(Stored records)
———

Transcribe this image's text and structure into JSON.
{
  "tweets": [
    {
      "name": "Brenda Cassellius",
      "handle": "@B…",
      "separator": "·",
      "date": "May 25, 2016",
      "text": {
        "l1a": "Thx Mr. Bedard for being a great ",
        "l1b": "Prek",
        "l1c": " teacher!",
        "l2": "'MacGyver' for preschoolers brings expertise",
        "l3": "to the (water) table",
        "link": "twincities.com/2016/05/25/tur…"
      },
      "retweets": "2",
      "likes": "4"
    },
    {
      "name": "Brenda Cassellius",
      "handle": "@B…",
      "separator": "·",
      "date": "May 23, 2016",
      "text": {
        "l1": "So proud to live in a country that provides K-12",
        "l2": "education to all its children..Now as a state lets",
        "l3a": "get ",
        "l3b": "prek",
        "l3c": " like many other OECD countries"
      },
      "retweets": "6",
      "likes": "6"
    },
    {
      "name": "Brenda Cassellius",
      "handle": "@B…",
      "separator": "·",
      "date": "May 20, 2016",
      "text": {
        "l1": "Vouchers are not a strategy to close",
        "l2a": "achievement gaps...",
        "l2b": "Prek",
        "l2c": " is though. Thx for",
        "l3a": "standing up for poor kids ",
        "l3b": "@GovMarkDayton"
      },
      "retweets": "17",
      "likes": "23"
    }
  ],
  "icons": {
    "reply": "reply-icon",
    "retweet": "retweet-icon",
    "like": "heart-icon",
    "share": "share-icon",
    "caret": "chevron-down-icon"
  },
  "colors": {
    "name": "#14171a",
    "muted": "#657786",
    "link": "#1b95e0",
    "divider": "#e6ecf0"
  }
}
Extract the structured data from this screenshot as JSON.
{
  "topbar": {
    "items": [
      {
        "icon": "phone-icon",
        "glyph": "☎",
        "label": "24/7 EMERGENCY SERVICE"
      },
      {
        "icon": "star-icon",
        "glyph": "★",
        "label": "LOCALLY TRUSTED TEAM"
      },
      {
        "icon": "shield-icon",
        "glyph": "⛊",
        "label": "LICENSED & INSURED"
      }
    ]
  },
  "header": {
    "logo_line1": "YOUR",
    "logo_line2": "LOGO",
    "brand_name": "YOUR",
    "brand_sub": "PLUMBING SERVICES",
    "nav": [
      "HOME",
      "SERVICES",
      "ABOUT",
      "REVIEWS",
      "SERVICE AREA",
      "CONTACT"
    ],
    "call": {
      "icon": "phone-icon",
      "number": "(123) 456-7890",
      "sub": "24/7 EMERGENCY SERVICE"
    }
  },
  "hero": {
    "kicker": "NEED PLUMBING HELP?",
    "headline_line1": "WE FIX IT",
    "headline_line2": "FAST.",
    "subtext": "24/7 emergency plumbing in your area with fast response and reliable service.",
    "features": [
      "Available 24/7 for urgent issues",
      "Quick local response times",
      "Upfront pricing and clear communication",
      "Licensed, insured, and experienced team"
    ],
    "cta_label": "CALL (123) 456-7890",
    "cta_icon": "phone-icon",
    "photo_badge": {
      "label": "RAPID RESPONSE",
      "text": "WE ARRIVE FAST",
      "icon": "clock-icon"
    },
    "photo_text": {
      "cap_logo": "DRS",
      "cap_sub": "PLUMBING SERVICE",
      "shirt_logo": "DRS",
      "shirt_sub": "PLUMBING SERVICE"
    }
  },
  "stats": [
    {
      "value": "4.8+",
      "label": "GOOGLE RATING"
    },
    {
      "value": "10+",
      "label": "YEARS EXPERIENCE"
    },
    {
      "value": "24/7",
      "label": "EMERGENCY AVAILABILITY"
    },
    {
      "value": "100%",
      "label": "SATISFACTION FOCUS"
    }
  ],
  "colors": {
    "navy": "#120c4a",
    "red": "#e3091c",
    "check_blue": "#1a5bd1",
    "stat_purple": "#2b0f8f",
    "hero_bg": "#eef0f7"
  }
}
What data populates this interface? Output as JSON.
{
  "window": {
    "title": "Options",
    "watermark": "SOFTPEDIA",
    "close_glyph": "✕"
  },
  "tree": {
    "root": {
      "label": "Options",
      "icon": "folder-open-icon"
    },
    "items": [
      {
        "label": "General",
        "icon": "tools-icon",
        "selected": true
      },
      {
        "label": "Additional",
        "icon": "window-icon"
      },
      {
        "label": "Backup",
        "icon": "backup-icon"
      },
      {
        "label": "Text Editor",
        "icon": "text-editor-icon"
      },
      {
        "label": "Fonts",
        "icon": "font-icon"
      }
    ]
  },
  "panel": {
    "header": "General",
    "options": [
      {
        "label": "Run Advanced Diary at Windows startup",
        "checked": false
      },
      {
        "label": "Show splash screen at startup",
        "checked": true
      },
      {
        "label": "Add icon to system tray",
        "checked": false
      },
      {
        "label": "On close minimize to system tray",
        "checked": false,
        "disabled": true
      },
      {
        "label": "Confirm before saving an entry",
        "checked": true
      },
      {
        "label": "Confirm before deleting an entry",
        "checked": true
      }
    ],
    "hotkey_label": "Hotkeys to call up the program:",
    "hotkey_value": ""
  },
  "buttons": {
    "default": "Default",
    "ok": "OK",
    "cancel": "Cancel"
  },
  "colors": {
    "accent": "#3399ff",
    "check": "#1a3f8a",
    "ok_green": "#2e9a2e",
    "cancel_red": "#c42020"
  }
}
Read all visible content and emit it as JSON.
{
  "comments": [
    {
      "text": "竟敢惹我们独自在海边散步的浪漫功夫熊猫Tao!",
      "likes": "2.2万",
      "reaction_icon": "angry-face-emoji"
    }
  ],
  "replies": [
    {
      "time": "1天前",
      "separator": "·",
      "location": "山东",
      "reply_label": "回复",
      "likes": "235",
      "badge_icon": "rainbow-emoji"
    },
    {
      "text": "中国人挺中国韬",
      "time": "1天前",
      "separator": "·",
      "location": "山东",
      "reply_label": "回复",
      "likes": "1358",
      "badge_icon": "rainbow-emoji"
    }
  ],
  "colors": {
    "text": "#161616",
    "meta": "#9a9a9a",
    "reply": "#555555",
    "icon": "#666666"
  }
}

———

= WRITTEN TASK =
From the listing above, pick out every line containing "data".

= ANSWER TO THE EXERCISE =
Extract the structured data from this screenshot as JSON.
What data populates this interface? Output as JSON.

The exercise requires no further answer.